Your task is to locate every line holding the string "PatCor" and to copy each of them.

-- Begin MATERIAL FOR THE TASK --

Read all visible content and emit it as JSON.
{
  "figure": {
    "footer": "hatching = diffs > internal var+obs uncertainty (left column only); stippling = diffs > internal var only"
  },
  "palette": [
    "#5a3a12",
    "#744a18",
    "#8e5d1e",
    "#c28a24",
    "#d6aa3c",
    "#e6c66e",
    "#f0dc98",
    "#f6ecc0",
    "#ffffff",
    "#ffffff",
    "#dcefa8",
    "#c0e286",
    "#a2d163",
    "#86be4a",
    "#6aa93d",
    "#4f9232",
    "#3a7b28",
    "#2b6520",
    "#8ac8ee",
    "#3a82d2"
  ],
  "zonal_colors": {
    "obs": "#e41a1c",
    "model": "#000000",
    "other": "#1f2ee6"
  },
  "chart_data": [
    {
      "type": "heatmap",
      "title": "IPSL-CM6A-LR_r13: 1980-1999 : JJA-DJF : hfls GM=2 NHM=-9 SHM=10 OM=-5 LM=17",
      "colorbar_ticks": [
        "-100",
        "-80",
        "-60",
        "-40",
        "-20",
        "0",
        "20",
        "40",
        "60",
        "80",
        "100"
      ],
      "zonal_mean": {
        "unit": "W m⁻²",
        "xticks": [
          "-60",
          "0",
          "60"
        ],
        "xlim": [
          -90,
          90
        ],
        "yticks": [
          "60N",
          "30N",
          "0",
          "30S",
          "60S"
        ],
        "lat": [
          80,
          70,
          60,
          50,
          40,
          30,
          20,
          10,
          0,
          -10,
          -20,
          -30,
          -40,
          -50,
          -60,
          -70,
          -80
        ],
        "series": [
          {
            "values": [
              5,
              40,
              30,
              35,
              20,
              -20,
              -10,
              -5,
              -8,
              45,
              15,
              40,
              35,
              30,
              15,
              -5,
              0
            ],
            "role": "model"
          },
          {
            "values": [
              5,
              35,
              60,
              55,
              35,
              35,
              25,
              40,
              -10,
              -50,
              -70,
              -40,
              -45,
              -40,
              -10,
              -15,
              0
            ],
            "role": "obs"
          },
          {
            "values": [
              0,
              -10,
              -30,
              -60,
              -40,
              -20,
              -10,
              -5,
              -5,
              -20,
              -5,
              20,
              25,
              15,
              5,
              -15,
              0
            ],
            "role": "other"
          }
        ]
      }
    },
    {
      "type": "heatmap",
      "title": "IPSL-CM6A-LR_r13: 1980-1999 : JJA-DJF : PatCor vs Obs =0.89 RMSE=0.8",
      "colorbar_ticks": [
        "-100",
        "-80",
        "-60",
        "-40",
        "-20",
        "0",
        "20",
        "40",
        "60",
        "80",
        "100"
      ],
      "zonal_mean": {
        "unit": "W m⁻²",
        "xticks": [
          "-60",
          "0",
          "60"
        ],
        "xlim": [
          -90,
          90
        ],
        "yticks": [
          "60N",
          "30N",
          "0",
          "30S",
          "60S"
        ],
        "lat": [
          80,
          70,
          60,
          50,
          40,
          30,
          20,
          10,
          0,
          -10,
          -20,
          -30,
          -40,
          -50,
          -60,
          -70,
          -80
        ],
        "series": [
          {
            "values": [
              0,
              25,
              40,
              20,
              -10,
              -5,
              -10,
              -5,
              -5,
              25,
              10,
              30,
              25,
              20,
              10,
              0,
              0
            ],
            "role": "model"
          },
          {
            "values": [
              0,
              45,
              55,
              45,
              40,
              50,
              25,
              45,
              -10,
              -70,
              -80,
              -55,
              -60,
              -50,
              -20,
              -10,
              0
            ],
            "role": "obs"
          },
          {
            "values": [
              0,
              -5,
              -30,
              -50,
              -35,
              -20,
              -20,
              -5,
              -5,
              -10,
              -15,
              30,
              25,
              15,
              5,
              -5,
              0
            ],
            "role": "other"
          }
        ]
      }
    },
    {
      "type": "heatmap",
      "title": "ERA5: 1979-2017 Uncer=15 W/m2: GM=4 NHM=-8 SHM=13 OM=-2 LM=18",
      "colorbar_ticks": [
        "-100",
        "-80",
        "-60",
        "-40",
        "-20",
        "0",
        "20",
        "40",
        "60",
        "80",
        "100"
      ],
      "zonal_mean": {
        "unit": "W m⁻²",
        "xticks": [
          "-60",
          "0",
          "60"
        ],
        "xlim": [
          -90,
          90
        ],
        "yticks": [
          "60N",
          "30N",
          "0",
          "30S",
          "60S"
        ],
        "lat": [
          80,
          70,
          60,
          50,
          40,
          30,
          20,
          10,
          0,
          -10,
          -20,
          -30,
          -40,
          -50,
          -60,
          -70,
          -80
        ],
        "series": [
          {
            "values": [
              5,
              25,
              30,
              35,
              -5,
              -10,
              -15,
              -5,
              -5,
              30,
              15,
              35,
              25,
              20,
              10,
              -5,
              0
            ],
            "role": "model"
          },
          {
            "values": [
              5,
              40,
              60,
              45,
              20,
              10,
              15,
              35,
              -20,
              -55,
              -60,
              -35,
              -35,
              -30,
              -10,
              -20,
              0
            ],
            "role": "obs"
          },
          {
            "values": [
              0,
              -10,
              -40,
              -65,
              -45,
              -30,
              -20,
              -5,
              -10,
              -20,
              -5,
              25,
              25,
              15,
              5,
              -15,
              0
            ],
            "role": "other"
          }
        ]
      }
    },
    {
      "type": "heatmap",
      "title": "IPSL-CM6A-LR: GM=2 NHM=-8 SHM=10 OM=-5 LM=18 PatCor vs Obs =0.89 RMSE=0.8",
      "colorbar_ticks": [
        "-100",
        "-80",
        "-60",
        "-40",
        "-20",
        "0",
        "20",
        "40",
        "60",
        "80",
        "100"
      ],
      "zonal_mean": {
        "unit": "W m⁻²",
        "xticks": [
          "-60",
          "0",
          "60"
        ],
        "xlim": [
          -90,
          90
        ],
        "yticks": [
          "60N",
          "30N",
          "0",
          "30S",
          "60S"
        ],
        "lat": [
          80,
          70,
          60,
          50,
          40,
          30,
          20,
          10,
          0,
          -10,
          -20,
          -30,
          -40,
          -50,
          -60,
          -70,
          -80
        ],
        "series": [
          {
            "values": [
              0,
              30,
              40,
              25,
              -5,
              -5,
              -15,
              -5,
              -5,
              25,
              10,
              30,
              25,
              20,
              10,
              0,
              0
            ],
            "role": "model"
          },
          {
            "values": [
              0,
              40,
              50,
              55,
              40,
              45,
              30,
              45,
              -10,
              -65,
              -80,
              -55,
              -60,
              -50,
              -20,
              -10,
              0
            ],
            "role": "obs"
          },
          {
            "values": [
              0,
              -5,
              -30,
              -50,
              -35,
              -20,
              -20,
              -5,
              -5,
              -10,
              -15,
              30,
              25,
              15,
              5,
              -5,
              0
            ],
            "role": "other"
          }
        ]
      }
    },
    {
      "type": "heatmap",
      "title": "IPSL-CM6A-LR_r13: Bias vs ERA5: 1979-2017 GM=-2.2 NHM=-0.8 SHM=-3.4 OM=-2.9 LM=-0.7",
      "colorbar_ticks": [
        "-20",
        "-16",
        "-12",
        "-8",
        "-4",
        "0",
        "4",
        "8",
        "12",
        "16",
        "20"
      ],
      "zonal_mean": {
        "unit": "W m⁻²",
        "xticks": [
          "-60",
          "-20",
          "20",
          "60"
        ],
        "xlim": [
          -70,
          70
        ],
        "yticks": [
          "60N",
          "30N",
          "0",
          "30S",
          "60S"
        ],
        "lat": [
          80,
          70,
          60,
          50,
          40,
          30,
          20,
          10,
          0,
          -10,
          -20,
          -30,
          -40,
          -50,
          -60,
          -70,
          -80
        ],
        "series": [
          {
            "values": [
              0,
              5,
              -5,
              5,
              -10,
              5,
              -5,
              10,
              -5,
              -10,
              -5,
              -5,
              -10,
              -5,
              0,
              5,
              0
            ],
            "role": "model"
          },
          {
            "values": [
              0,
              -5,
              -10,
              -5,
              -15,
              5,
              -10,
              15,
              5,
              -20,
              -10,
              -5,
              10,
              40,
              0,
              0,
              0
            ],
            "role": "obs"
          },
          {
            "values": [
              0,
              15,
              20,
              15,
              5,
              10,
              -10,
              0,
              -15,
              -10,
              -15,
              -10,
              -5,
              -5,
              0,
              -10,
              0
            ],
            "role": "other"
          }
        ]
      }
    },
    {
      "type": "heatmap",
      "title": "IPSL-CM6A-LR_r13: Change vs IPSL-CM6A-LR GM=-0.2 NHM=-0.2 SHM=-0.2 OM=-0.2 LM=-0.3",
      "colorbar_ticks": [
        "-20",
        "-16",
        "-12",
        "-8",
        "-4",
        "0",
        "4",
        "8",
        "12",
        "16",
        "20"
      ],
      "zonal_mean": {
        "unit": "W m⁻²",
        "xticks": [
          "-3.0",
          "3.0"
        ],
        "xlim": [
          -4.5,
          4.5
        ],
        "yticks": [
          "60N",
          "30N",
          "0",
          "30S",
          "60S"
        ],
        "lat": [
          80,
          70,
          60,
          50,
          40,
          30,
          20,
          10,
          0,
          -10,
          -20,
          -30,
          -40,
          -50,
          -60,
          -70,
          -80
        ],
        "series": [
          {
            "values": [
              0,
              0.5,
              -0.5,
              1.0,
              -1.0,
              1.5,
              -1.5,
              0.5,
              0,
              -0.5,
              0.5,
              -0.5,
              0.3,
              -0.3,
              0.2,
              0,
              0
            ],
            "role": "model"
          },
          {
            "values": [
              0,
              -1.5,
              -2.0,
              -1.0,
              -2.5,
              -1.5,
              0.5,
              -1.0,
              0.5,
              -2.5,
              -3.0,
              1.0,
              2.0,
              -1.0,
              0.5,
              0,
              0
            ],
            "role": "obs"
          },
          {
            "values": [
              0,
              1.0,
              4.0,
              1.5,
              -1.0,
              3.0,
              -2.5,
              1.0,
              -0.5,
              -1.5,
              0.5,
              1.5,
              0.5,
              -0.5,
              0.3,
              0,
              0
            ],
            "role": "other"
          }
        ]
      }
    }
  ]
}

-- End MATERIAL FOR THE TASK --

**FINISHED ANSWER**
      "title": "IPSL-CM6A-LR_r13: 1980-1999 : JJA-DJF : PatCor vs Obs =0.89 RMSE=0.8",
      "title": "IPSL-CM6A-LR: GM=2 NHM=-8 SHM=10 OM=-5 LM=18 PatCor vs Obs =0.89 RMSE=0.8",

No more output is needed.